### [Records for the task]
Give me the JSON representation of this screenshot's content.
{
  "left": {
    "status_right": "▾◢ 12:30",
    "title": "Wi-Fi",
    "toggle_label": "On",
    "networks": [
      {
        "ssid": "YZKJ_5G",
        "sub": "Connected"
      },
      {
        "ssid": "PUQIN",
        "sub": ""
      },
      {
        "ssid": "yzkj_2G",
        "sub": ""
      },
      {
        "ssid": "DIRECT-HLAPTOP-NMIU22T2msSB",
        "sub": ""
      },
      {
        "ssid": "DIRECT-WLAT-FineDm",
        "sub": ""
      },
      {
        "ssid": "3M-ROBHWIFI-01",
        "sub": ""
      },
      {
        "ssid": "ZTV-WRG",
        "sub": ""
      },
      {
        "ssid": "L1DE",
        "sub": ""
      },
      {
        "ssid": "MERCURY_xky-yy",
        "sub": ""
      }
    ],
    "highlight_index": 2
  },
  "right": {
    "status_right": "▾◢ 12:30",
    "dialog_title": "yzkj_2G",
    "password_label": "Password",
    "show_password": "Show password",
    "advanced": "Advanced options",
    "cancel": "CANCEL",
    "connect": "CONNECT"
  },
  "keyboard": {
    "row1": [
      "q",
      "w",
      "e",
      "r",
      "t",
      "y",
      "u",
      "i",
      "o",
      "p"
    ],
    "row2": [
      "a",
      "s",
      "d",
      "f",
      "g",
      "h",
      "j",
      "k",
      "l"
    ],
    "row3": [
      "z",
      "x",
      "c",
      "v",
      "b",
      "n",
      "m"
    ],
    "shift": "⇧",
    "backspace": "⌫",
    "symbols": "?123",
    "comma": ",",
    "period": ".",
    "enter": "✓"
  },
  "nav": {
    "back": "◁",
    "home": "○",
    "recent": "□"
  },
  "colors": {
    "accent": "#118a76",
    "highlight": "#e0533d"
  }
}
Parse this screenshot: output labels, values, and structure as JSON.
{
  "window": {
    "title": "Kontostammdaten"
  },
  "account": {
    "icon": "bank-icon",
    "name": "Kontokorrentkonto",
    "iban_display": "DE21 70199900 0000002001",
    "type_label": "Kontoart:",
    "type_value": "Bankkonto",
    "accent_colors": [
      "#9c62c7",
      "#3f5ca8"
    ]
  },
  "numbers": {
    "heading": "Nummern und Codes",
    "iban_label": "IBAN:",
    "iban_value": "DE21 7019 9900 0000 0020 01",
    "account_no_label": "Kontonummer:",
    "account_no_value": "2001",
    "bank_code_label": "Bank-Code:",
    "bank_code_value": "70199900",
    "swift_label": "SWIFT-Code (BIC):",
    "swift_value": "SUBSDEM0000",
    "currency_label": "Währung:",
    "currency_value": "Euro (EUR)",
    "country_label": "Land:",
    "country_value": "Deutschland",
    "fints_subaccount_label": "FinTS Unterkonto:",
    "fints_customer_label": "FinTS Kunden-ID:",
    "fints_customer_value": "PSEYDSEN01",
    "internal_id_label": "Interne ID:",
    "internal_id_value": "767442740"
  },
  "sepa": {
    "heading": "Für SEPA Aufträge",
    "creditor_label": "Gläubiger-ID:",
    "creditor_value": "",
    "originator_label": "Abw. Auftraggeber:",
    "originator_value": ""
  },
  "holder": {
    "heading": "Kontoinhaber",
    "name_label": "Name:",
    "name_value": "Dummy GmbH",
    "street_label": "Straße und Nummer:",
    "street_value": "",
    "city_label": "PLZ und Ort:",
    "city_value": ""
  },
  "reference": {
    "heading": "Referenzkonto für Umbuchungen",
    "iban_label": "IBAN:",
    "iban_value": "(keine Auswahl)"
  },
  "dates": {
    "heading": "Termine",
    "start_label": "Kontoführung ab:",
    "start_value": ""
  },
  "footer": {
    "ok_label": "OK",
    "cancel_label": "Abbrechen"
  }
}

### [Given exercise]
Retype all of the data shown above, word for word.

### [Answer to this exercise]
Give me the JSON representation of this screenshot's content.
{
  "left": {
    "status_right": "▾◢ 12:30",
    "title": "Wi-Fi",
    "toggle_label": "On",
    "networks": [
      {
        "ssid": "YZKJ_5G",
        "sub": "Connected"
      },
      {
        "ssid": "PUQIN",
        "sub": ""
      },
      {
        "ssid": "yzkj_2G",
        "sub": ""
      },
      {
        "ssid": "DIRECT-HLAPTOP-NMIU22T2msSB",
        "sub": ""
      },
      {
        "ssid": "DIRECT-WLAT-FineDm",
        "sub": ""
      },
      {
        "ssid": "3M-ROBHWIFI-01",
        "sub": ""
      },
      {
        "ssid": "ZTV-WRG",
        "sub": ""
      },
      {
        "ssid": "L1DE",
        "sub": ""
      },
      {
        "ssid": "MERCURY_xky-yy",
        "sub": ""
      }
    ],
    "highlight_index": 2
  },
  "right": {
    "status_right": "▾◢ 12:30",
    "dialog_title": "yzkj_2G",
    "password_label": "Password",
    "show_password": "Show password",
    "advanced": "Advanced options",
    "cancel": "CANCEL",
    "connect": "CONNECT"
  },
  "keyboard": {
    "row1": [
      "q",
      "w",
      "e",
      "r",
      "t",
      "y",
      "u",
      "i",
      "o",
      "p"
    ],
    "row2": [
      "a",
      "s",
      "d",
      "f",
      "g",
      "h",
      "j",
      "k",
      "l"
    ],
    "row3": [
      "z",
      "x",
      "c",
      "v",
      "b",
      "n",
      "m"
    ],
    "shift": "⇧",
    "backspace": "⌫",
    "symbols": "?123",
    "comma": ",",
    "period": ".",
    "enter": "✓"
  },
  "nav": {
    "back": "◁",
    "home": "○",
    "recent": "□"
  },
  "colors": {
    "accent": "#118a76",
    "highlight": "#e0533d"
  }
}
Parse this screenshot: output labels, values, and structure as JSON.
{
  "window": {
    "title": "Kontostammdaten"
  },
  "account": {
    "icon": "bank-icon",
    "name": "Kontokorrentkonto",
    "iban_display": "DE21 70199900 0000002001",
    "type_label": "Kontoart:",
    "type_value": "Bankkonto",
    "accent_colors": [
      "#9c62c7",
      "#3f5ca8"
    ]
  },
  "numbers": {
    "heading": "Nummern und Codes",
    "iban_label": "IBAN:",
    "iban_value": "DE21 7019 9900 0000 0020 01",
    "account_no_label": "Kontonummer:",
    "account_no_value": "2001",
    "bank_code_label": "Bank-Code:",
    "bank_code_value": "70199900",
    "swift_label": "SWIFT-Code (BIC):",
    "swift_value": "SUBSDEM0000",
    "currency_label": "Währung:",
    "currency_value": "Euro (EUR)",
    "country_label": "Land:",
    "country_value": "Deutschland",
    "fints_subaccount_label": "FinTS Unterkonto:",
    "fints_customer_label": "FinTS Kunden-ID:",
    "fints_customer_value": "PSEYDSEN01",
    "internal_id_label": "Interne ID:",
    "internal_id_value": "767442740"
  },
  "sepa": {
    "heading": "Für SEPA Aufträge",
    "creditor_label": "Gläubiger-ID:",
    "creditor_value": "",
    "originator_label": "Abw. Auftraggeber:",
    "originator_value": ""
  },
  "holder": {
    "heading": "Kontoinhaber",
    "name_label": "Name:",
    "name_value": "Dummy GmbH",
    "street_label": "Straße und Nummer:",
    "street_value": "",
    "city_label": "PLZ und Ort:",
    "city_value": ""
  },
  "reference": {
    "heading": "Referenzkonto für Umbuchungen",
    "iban_label": "IBAN:",
    "iban_value": "(keine Auswahl)"
  },
  "dates": {
    "heading": "Termine",
    "start_label": "Kontoführung ab:",
    "start_value": ""
  },
  "footer": {
    "ok_label": "OK",
    "cancel_label": "Abbrechen"
  }
}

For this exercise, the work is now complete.